- Your objective
Reproduce every entry exactly and leave its pictures out.

[Collected data]
+ + + + +
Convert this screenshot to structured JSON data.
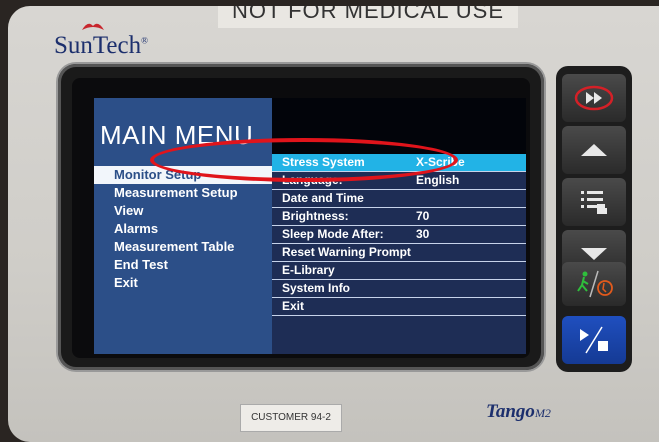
{
  "device": {
    "top_label": "NOT FOR MEDICAL USE",
    "brand_logo": "SunTech",
    "brand_reg": "®",
    "model_name": "Tango",
    "model_suffix": "M2",
    "customer_tag": "CUSTOMER 94-2"
  },
  "screen": {
    "title": "MAIN MENU",
    "main_menu": [
      {
        "label": "Monitor Setup",
        "selected": true
      },
      {
        "label": "Measurement Setup",
        "selected": false
      },
      {
        "label": "View",
        "selected": false
      },
      {
        "label": "Alarms",
        "selected": false
      },
      {
        "label": "Measurement Table",
        "selected": false
      },
      {
        "label": "End Test",
        "selected": false
      },
      {
        "label": "Exit",
        "selected": false
      }
    ],
    "submenu": [
      {
        "label": "Stress System",
        "value": "X-Scribe",
        "highlight": true
      },
      {
        "label": "Language:",
        "value": "English",
        "highlight": false
      },
      {
        "label": "Date and Time",
        "value": "",
        "highlight": false
      },
      {
        "label": "Brightness:",
        "value": "70",
        "highlight": false
      },
      {
        "label": "Sleep Mode After:",
        "value": "30",
        "highlight": false
      },
      {
        "label": "Reset Warning Prompt",
        "value": "",
        "highlight": false
      },
      {
        "label": "E-Library",
        "value": "",
        "highlight": false
      },
      {
        "label": "System Info",
        "value": "",
        "highlight": false
      },
      {
        "label": "Exit",
        "value": "",
        "highlight": false
      }
    ]
  },
  "buttons": [
    {
      "name": "fast-forward-button",
      "icon": "fast-forward-icon"
    },
    {
      "name": "up-button",
      "icon": "arrow-up-icon"
    },
    {
      "name": "menu-button",
      "icon": "menu-list-icon"
    },
    {
      "name": "down-button",
      "icon": "arrow-down-icon"
    },
    {
      "name": "exercise-toggle-button",
      "icon": "walking-person-icon"
    },
    {
      "name": "start-stop-button",
      "icon": "play-stop-icon"
    }
  ],
  "colors": {
    "menu_panel": "#2c4f88",
    "submenu_panel": "#1e2d55",
    "submenu_highlight": "#22b3e6",
    "annotation_circle": "#e0141b",
    "start_button": "#1f4fbf"
  }
}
+ + + + +
- Answer below
Convert this screenshot to structured JSON data.
{
  "device": {
    "top_label": "NOT FOR MEDICAL USE",
    "brand_logo": "SunTech",
    "brand_reg": "®",
    "model_name": "Tango",
    "model_suffix": "M2",
    "customer_tag": "CUSTOMER 94-2"
  },
  "screen": {
    "title": "MAIN MENU",
    "main_menu": [
      {
        "label": "Monitor Setup",
        "selected": true
      },
      {
        "label": "Measurement Setup",
        "selected": false
      },
      {
        "label": "View",
        "selected": false
      },
      {
        "label": "Alarms",
        "selected": false
      },
      {
        "label": "Measurement Table",
        "selected": false
      },
      {
        "label": "End Test",
        "selected": false
      },
      {
        "label": "Exit",
        "selected": false
      }
    ],
    "submenu": [
      {
        "label": "Stress System",
        "value": "X-Scribe",
        "highlight": true
      },
      {
        "label": "Language:",
        "value": "English",
        "highlight": false
      },
      {
        "label": "Date and Time",
        "value": "",
        "highlight": false
      },
      {
        "label": "Brightness:",
        "value": "70",
        "highlight": false
      },
      {
        "label": "Sleep Mode After:",
        "value": "30",
        "highlight": false
      },
      {
        "label": "Reset Warning Prompt",
        "value": "",
        "highlight": false
      },
      {
        "label": "E-Library",
        "value": "",
        "highlight": false
      },
      {
        "label": "System Info",
        "value": "",
        "highlight": false
      },
      {
        "label": "Exit",
        "value": "",
        "highlight": false
      }
    ]
  },
  "buttons": [
    {
      "name": "fast-forward-button",
      "icon": "fast-forward-icon"
    },
    {
      "name": "up-button",
      "icon": "arrow-up-icon"
    },
    {
      "name": "menu-button",
      "icon": "menu-list-icon"
    },
    {
      "name": "down-button",
      "icon": "arrow-down-icon"
    },
    {
      "name": "exercise-toggle-button",
      "icon": "walking-person-icon"
    },
    {
      "name": "start-stop-button",
      "icon": "play-stop-icon"
    }
  ],
  "colors": {
    "menu_panel": "#2c4f88",
    "submenu_panel": "#1e2d55",
    "submenu_highlight": "#22b3e6",
    "annotation_circle": "#e0141b",
    "start_button": "#1f4fbf"
  }
}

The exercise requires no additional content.